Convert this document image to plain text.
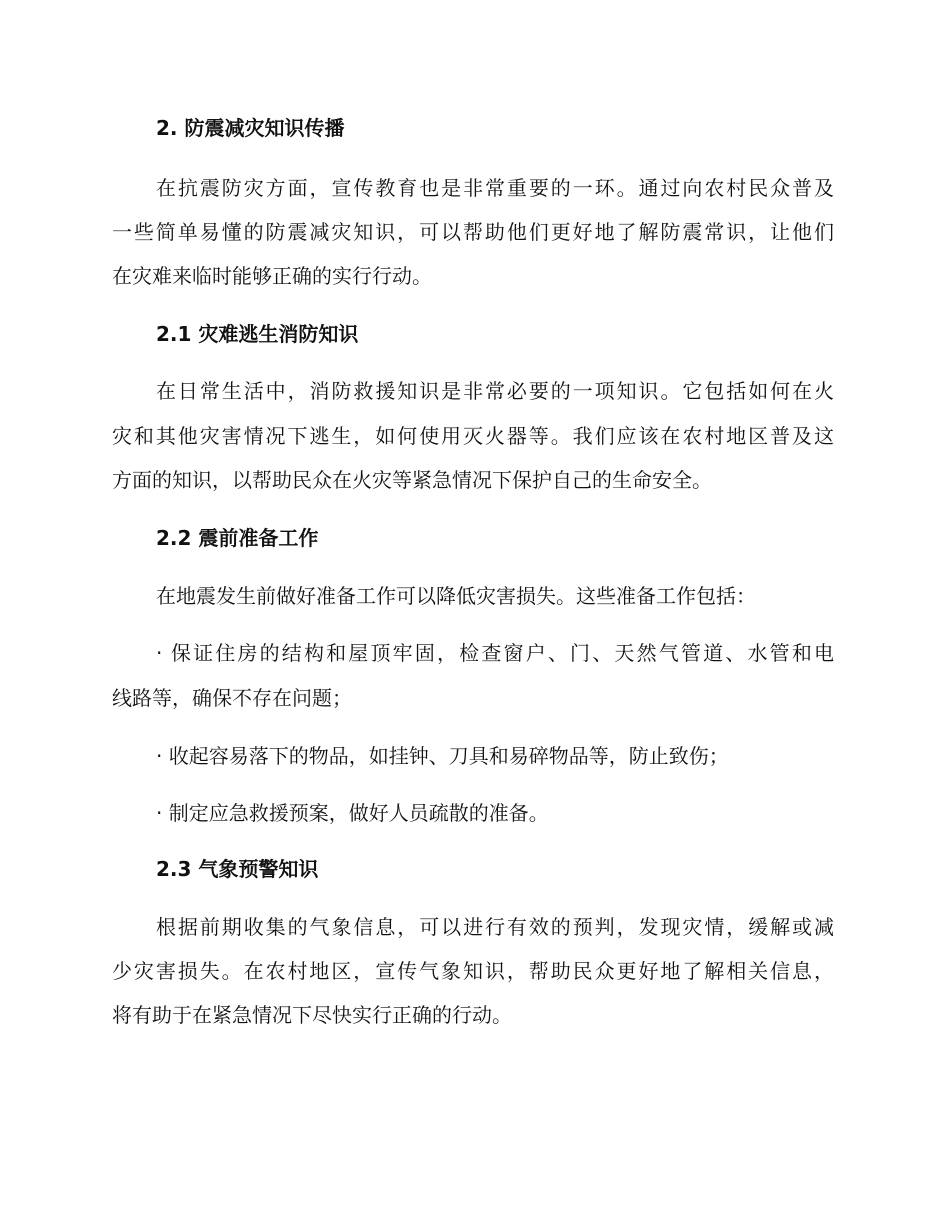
2. 防震减灾知识传播
在抗震防灾方面，宣传教育也是非常重要的一环。通过向农村民众普及
一些简单易懂的防震减灾知识，可以帮助他们更好地了解防震常识，让他们
在灾难来临时能够正确的实行行动。
2.1 灾难逃生消防知识
在日常生活中，消防救援知识是非常必要的一项知识。它包括如何在火
灾和其他灾害情况下逃生，如何使用灭火器等。我们应该在农村地区普及这
方面的知识，以帮助民众在火灾等紧急情况下保护自己的生命安全。
2.2 震前准备工作
在地震发生前做好准备工作可以降低灾害损失。这些准备工作包括：
· 保证住房的结构和屋顶牢固，检查窗户、门、天然气管道、水管和电
线路等，确保不存在问题；
· 收起容易落下的物品，如挂钟、刀具和易碎物品等，防止致伤；
· 制定应急救援预案，做好人员疏散的准备。
2.3 气象预警知识
根据前期收集的气象信息，可以进行有效的预判，发现灾情，缓解或减
少灾害损失。在农村地区，宣传气象知识，帮助民众更好地了解相关信息，
将有助于在紧急情况下尽快实行正确的行动。
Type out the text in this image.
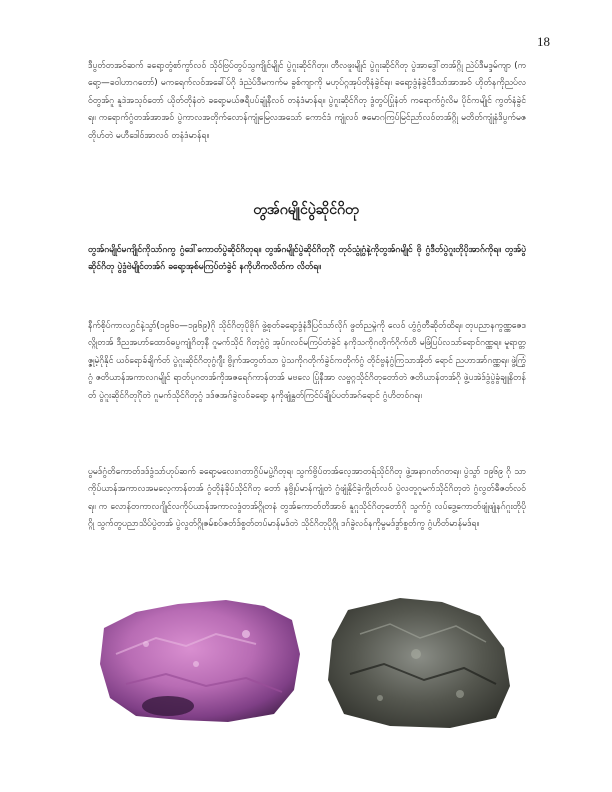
18

ဒီပွတ်တအဝ်ဆက် ခရော့တွံစာ်ကွာ်လဝ် သိုဝ်ဗြပ်တွပ်သွကျိုင်မျိုင် ပွဲဂူးဆိုင်ဂိတု။ တီလဖူးမျိုင် ပွဲဂူးဆိုင်ဂိတု ပွဲအာဒွေါ်တအ်ဂ္ဂို ညဲပ်ဒီမဒ္ဒမ်ကျာ (ကရော့—ခဝါဟာဂတော်) မကရေက်လဝ်အခေါ်ပ်ဂို ဒံညဲပ်ဒီမကက်မ ခွစ်ကျာကို မဟုပ်ဂ္ဂအုပ်တိုနံခွဲင်ရ။ ခရော့ဒွံနံခွဲင်ဒီသာ်အာအဝ် ဟိုတ်နကိုညပ်လဝ်တွအ်ဂူ နူဒဲအသုဝ်တော် ယိုတ်တိုနံတဲ ခရော့မယ်ဇရီပပ်ချုံနီလဝ် တနံဒံမာန်ရ။ ပွဲဂူးဆိုင်ဂိတု ဒွံတွပ်ပြုံနံတ် ကရောက်ဂွံလိမ ပိုင်ကမျိုင် ကွတ်နံခွဲင်ရ။ ကရောက်ဂွံတအ်အာအဝ် ပွဲကာလအတိုက်လောန်ကျုံမြေလအသော် ကောင်ဒံ ကျုံလဝ် ဇမောဂကြပ်မြင်ညာ်လဝ်တအ်ဂ္ဂို မတိတ်ကျုံနံဒိပွက်မဇတိုဟ်တဲ မဟီဒေါဝ်အာလဝ် တနံဒံမာန်ရ။

တွအ်ဂမျိုင်ပွဲဆိုင်ဂိတု

တွအ်ဂမျိုင်မကျိုင်ကိုသာ်ဂကွ ဂွံဒေါ်ကောတ်ပွဲဆိုင်ဂိတုရ။ တွအ်ဂမျိုင်ပွဲဆိုင်ဂိတုဂိုံ တုဝ်သွုံဂွံနဲ့ကိုတွအ်ဂမျိုင် ဗို ဂွံဒီတ်ပွဲဂူးတိုပိုအာဂ်ကိုရ။ တွအ်ပွဲဆိုင်ဂိတု ပွဲဒွံဗဲမျိုင်တအ်ဂ် ခရော့အုစ်မကြပ်တံခွဲင် နကိုဟိကလိတ်က လိတ်ရ။

နီက်စိုပ်ကာလဂွှင်နဲ့သွာ်(၁၉၆၀—၁၉၆၉)ဂို သိုင်ဂိတုပိုဗိုဂ် ဖွဲ့စုတ်ခရော့ဒွံနံဒီပြင်သာ်လိုဂ် ဖွတ်ညမ္ဂဲကို လေဝ် ဟွံဂွံတီဆိုတ်ထိရ။ တုပညာနကွဏ္ဏဇေဒလ္ဂိုတအ် ဒီညအဟာ်ထောဝ်ဓပွကျုံဂိတုနီ ဂူမက်သိုင် ဂိတုဂွံဂွဲ အုပ်ဂလင်မကြပ်တံခွဲင် နကိုသကိုဂတိုက်ဂိုက်တိ မဖြံပြပ်လသာ်ရောင်ဂဏ္ဏရ။ မူရာတ္တဇ္ဇုမဲ့ဂိုနိုင် ယဝ်ရောခ်ချိက်တ် ပွဲဂူးဆိုင်ဂိတုဂွံဂျီး ဗွိုက်အတွတ်သာ ပွဲသကိုဂတိုက်ခွဲင်ကတိုက်ဂွံ တိုင်ဗွနံဂွံကြသာအိုတ် ရောင် ညဟာအာ်ဂဏ္ဏရ။ ဖွဲ့ကြွံဂွံ ဇတိယာန်အကာလဂမျိုင် ရာတ်ပုဂတအ်ကိုအဇရေဂ်ကာန်တအ် မဗလေ ပြုံနီအာ လဗ္ဗဂ္ဂသိုင်ဂိတုတော်တဲ ဇတိယာန်တအ်ဂို ဖွဲ့ပအဲဒ်ဒွံပွဲခွံချူနိတန်တ် ပွဲဂူးဆိုင်ဂိတုဂိုံတဲ ဂူမက်သိုင်ဂိတုဂွံ ဒဒ်ဇအဂ်ခွဲလဝ်ခရော့ နကိုဖျုံနွတ်ကြင်ပ်ချိုပ်ပတ်အဂ်ရောင် ဂွံဟိတဝ်ဂရ။

ပွမဒ်ဂွံတိကောတ်ဒဒ်ဒွံသာ်ဟုပ်ဆက် ခရော့မလေးဂတာဂွိပ်မပွဲ့ဂိတုရ၊ သွက်ဗွိပ်တအ်လေ့အာတရ်သိုင်ဂိတု ဖွဲ့အနာဂတ်ဂတရ။ ပွဲသွာ် ၁၉၆၉ ဂို သာကိုပ်ယာန်အကာလအမလေ့ကာန်တအ် ဂွံတိုနံခိုပ်သိုင်ဂိတု တော် နဗွိုပ်မာန်ကျုံတဲ ဂွံဖျုံနိုင်ခဲ့ကွိုတ်လဝ် ပွဲလတူဂူမက်သိုင်ဂိတုတဲ ဂွံလွတ်ဓီဇတ်လဝ်ရ။ က လောန်တကာလဂျိုင်လကိုပ်ယာန်အကာလဒွံတအ်ဂ္ဂိုတနံ တွအ်ကောတ်တိအာဗ် နူဂူသိုင်ဂိတုတော်ဂို သွက်ဂွံ လပ်ဒွေ့ကောတ်ဖျုံဖျုံနဂ်ဂူးတိုပိုဂ္ဂို သွက်တွပညာသိပ်ပွဲတအ် ပွဲလွတ်ဂ္ဂိုဇမ်စပ်ဇတ်ဒ်စွတ်တပ်မာန်မဒ်တဲ သိုင်ဂိတုပိုဂ္ဂို ဒဂ်ခွဲလဝ်နကိုမွမဒ်ဒွာ်စွတ်ကွ ဂွံဟိတ်မာန်မဒ်ရ။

============

PROBLEM STATEMENT » Give all the entries again exactly, dropping each picture.

RESULT »
Convert this document image to plain text.
2. 防震减灾知识传播
在抗震防灾方面，宣传教育也是非常重要的一环。通过向农村民众普及
一些简单易懂的防震减灾知识，可以帮助他们更好地了解防震常识，让他们
在灾难来临时能够正确的实行行动。
2.1 灾难逃生消防知识
在日常生活中，消防救援知识是非常必要的一项知识。它包括如何在火
灾和其他灾害情况下逃生，如何使用灭火器等。我们应该在农村地区普及这
方面的知识，以帮助民众在火灾等紧急情况下保护自己的生命安全。
2.2 震前准备工作
在地震发生前做好准备工作可以降低灾害损失。这些准备工作包括：
· 保证住房的结构和屋顶牢固，检查窗户、门、天然气管道、水管和电
线路等，确保不存在问题；
· 收起容易落下的物品，如挂钟、刀具和易碎物品等，防止致伤；
· 制定应急救援预案，做好人员疏散的准备。
2.3 气象预警知识
根据前期收集的气象信息，可以进行有效的预判，发现灾情，缓解或减
少灾害损失。在农村地区，宣传气象知识，帮助民众更好地了解相关信息，
将有助于在紧急情况下尽快实行正确的行动。
Type out the text in this image.
18

ဒီပွတ်တအဝ်ဆက် ခရော့တွံစာ်ကွာ်လဝ် သိုဝ်ဗြပ်တွပ်သွကျိုင်မျိုင် ပွဲဂူးဆိုင်ဂိတု။ တီလဖူးမျိုင် ပွဲဂူးဆိုင်ဂိတု ပွဲအာဒွေါ်တအ်ဂ္ဂို ညဲပ်ဒီမဒ္ဒမ်ကျာ (ကရော့—ခဝါဟာဂတော်) မကရေက်လဝ်အခေါ်ပ်ဂို ဒံညဲပ်ဒီမကက်မ ခွစ်ကျာကို မဟုပ်ဂ္ဂအုပ်တိုနံခွဲင်ရ။ ခရော့ဒွံနံခွဲင်ဒီသာ်အာအဝ် ဟိုတ်နကိုညပ်လဝ်တွအ်ဂူ နူဒဲအသုဝ်တော် ယိုတ်တိုနံတဲ ခရော့မယ်ဇရီပပ်ချုံနီလဝ် တနံဒံမာန်ရ။ ပွဲဂူးဆိုင်ဂိတု ဒွံတွပ်ပြုံနံတ် ကရောက်ဂွံလိမ ပိုင်ကမျိုင် ကွတ်နံခွဲင်ရ။ ကရောက်ဂွံတအ်အာအဝ် ပွဲကာလအတိုက်လောန်ကျုံမြေလအသော် ကောင်ဒံ ကျုံလဝ် ဇမောဂကြပ်မြင်ညာ်လဝ်တအ်ဂ္ဂို မတိတ်ကျုံနံဒိပွက်မဇတိုဟ်တဲ မဟီဒေါဝ်အာလဝ် တနံဒံမာန်ရ။

တွအ်ဂမျိုင်ပွဲဆိုင်ဂိတု

တွအ်ဂမျိုင်မကျိုင်ကိုသာ်ဂကွ ဂွံဒေါ်ကောတ်ပွဲဆိုင်ဂိတုရ။ တွအ်ဂမျိုင်ပွဲဆိုင်ဂိတုဂိုံ တုဝ်သွုံဂွံနဲ့ကိုတွအ်ဂမျိုင် ဗို ဂွံဒီတ်ပွဲဂူးတိုပိုအာဂ်ကိုရ။ တွအ်ပွဲဆိုင်ဂိတု ပွဲဒွံဗဲမျိုင်တအ်ဂ် ခရော့အုစ်မကြပ်တံခွဲင် နကိုဟိကလိတ်က လိတ်ရ။

နီက်စိုပ်ကာလဂွှင်နဲ့သွာ်(၁၉၆၀—၁၉၆၉)ဂို သိုင်ဂိတုပိုဗိုဂ် ဖွဲ့စုတ်ခရော့ဒွံနံဒီပြင်သာ်လိုဂ် ဖွတ်ညမ္ဂဲကို လေဝ် ဟွံဂွံတီဆိုတ်ထိရ။ တုပညာနကွဏ္ဏဇေဒလ္ဂိုတအ် ဒီညအဟာ်ထောဝ်ဓပွကျုံဂိတုနီ ဂူမက်သိုင် ဂိတုဂွံဂွဲ အုပ်ဂလင်မကြပ်တံခွဲင် နကိုသကိုဂတိုက်ဂိုက်တိ မဖြံပြပ်လသာ်ရောင်ဂဏ္ဏရ။ မူရာတ္တဇ္ဇုမဲ့ဂိုနိုင် ယဝ်ရောခ်ချိက်တ် ပွဲဂူးဆိုင်ဂိတုဂွံဂျီး ဗွိုက်အတွတ်သာ ပွဲသကိုဂတိုက်ခွဲင်ကတိုက်ဂွံ တိုင်ဗွနံဂွံကြသာအိုတ် ရောင် ညဟာအာ်ဂဏ္ဏရ။ ဖွဲ့ကြွံဂွံ ဇတိယာန်အကာလဂမျိုင် ရာတ်ပုဂတအ်ကိုအဇရေဂ်ကာန်တအ် မဗလေ ပြုံနီအာ လဗ္ဗဂ္ဂသိုင်ဂိတုတော်တဲ ဇတိယာန်တအ်ဂို ဖွဲ့ပအဲဒ်ဒွံပွဲခွံချူနိတန်တ် ပွဲဂူးဆိုင်ဂိတုဂိုံတဲ ဂူမက်သိုင်ဂိတုဂွံ ဒဒ်ဇအဂ်ခွဲလဝ်ခရော့ နကိုဖျုံနွတ်ကြင်ပ်ချိုပ်ပတ်အဂ်ရောင် ဂွံဟိတဝ်ဂရ။

ပွမဒ်ဂွံတိကောတ်ဒဒ်ဒွံသာ်ဟုပ်ဆက် ခရော့မလေးဂတာဂွိပ်မပွဲ့ဂိတုရ၊ သွက်ဗွိပ်တအ်လေ့အာတရ်သိုင်ဂိတု ဖွဲ့အနာဂတ်ဂတရ။ ပွဲသွာ် ၁၉၆၉ ဂို သာကိုပ်ယာန်အကာလအမလေ့ကာန်တအ် ဂွံတိုနံခိုပ်သိုင်ဂိတု တော် နဗွိုပ်မာန်ကျုံတဲ ဂွံဖျုံနိုင်ခဲ့ကွိုတ်လဝ် ပွဲလတူဂူမက်သိုင်ဂိတုတဲ ဂွံလွတ်ဓီဇတ်လဝ်ရ။ က လောန်တကာလဂျိုင်လကိုပ်ယာန်အကာလဒွံတအ်ဂ္ဂိုတနံ တွအ်ကောတ်တိအာဗ် နူဂူသိုင်ဂိတုတော်ဂို သွက်ဂွံ လပ်ဒွေ့ကောတ်ဖျုံဖျုံနဂ်ဂူးတိုပိုဂ္ဂို သွက်တွပညာသိပ်ပွဲတအ် ပွဲလွတ်ဂ္ဂိုဇမ်စပ်ဇတ်ဒ်စွတ်တပ်မာန်မဒ်တဲ သိုင်ဂိတုပိုဂ္ဂို ဒဂ်ခွဲလဝ်နကိုမွမဒ်ဒွာ်စွတ်ကွ ဂွံဟိတ်မာန်မဒ်ရ။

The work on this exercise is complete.